### Material supplied
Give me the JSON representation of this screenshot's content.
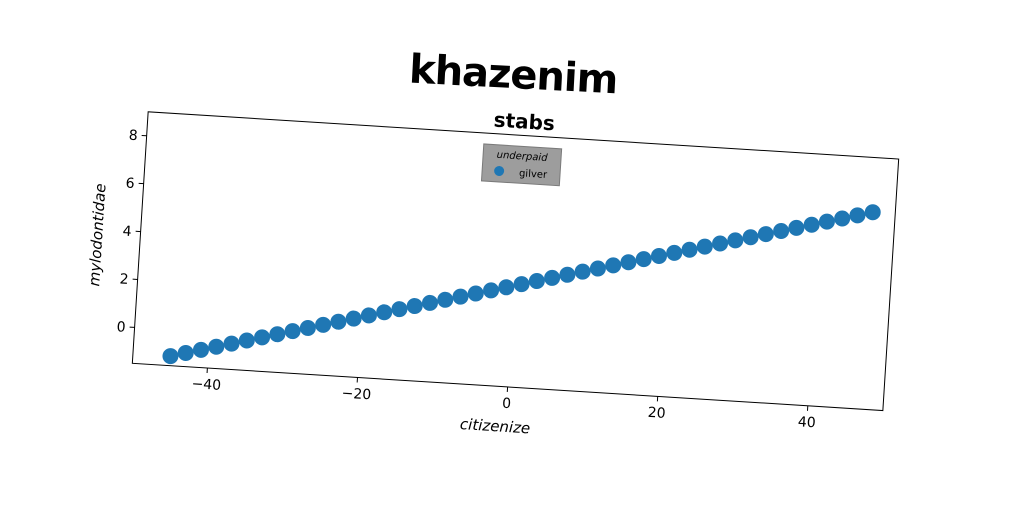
{
  "chart_data": {
    "type": "scatter",
    "suptitle": "khazenim",
    "title": "stabs",
    "xlabel": "citizenize",
    "ylabel": "mylodontidae",
    "xlim": [
      -50,
      50
    ],
    "ylim": [
      -1.5,
      9
    ],
    "xticks": [
      -40,
      -20,
      0,
      20,
      40
    ],
    "xtick_labels": [
      "−40",
      "−20",
      "0",
      "20",
      "40"
    ],
    "yticks": [
      0,
      2,
      4,
      6,
      8
    ],
    "ytick_labels": [
      "0",
      "2",
      "4",
      "6",
      "8"
    ],
    "legend": {
      "title": "underpaid",
      "placement": "upper center"
    },
    "series": [
      {
        "name": "gilver",
        "color": "#1f77b4",
        "x": [
          -45,
          -43,
          -41,
          -39,
          -37,
          -35,
          -33,
          -31,
          -29,
          -27,
          -25,
          -23,
          -21,
          -19,
          -17,
          -15,
          -13,
          -11,
          -9,
          -7,
          -5,
          -3,
          -1,
          1,
          3,
          5,
          7,
          9,
          11,
          13,
          15,
          17,
          19,
          21,
          23,
          25,
          27,
          29,
          31,
          33,
          35,
          37,
          39,
          41,
          43,
          45,
          47
        ],
        "y": [
          -1.1,
          -0.93,
          -0.76,
          -0.59,
          -0.42,
          -0.25,
          -0.08,
          0.09,
          0.26,
          0.43,
          0.6,
          0.77,
          0.94,
          1.11,
          1.28,
          1.45,
          1.62,
          1.79,
          1.96,
          2.13,
          2.3,
          2.47,
          2.64,
          2.81,
          2.98,
          3.15,
          3.32,
          3.49,
          3.66,
          3.83,
          4.0,
          4.17,
          4.34,
          4.51,
          4.68,
          4.85,
          5.02,
          5.19,
          5.36,
          5.53,
          5.7,
          5.87,
          6.04,
          6.21,
          6.38,
          6.55,
          6.72
        ]
      }
    ]
  }
}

### What the task asks
Make a verbatim copy of all the entries and strip out the pictures.

### Solution to this problem
Give me the JSON representation of this screenshot's content.
{
  "chart_data": {
    "type": "scatter",
    "suptitle": "khazenim",
    "title": "stabs",
    "xlabel": "citizenize",
    "ylabel": "mylodontidae",
    "xlim": [
      -50,
      50
    ],
    "ylim": [
      -1.5,
      9
    ],
    "xticks": [
      -40,
      -20,
      0,
      20,
      40
    ],
    "xtick_labels": [
      "−40",
      "−20",
      "0",
      "20",
      "40"
    ],
    "yticks": [
      0,
      2,
      4,
      6,
      8
    ],
    "ytick_labels": [
      "0",
      "2",
      "4",
      "6",
      "8"
    ],
    "legend": {
      "title": "underpaid",
      "placement": "upper center"
    },
    "series": [
      {
        "name": "gilver",
        "color": "#1f77b4",
        "x": [
          -45,
          -43,
          -41,
          -39,
          -37,
          -35,
          -33,
          -31,
          -29,
          -27,
          -25,
          -23,
          -21,
          -19,
          -17,
          -15,
          -13,
          -11,
          -9,
          -7,
          -5,
          -3,
          -1,
          1,
          3,
          5,
          7,
          9,
          11,
          13,
          15,
          17,
          19,
          21,
          23,
          25,
          27,
          29,
          31,
          33,
          35,
          37,
          39,
          41,
          43,
          45,
          47
        ],
        "y": [
          -1.1,
          -0.93,
          -0.76,
          -0.59,
          -0.42,
          -0.25,
          -0.08,
          0.09,
          0.26,
          0.43,
          0.6,
          0.77,
          0.94,
          1.11,
          1.28,
          1.45,
          1.62,
          1.79,
          1.96,
          2.13,
          2.3,
          2.47,
          2.64,
          2.81,
          2.98,
          3.15,
          3.32,
          3.49,
          3.66,
          3.83,
          4.0,
          4.17,
          4.34,
          4.51,
          4.68,
          4.85,
          5.02,
          5.19,
          5.36,
          5.53,
          5.7,
          5.87,
          6.04,
          6.21,
          6.38,
          6.55,
          6.72
        ]
      }
    ]
  }
}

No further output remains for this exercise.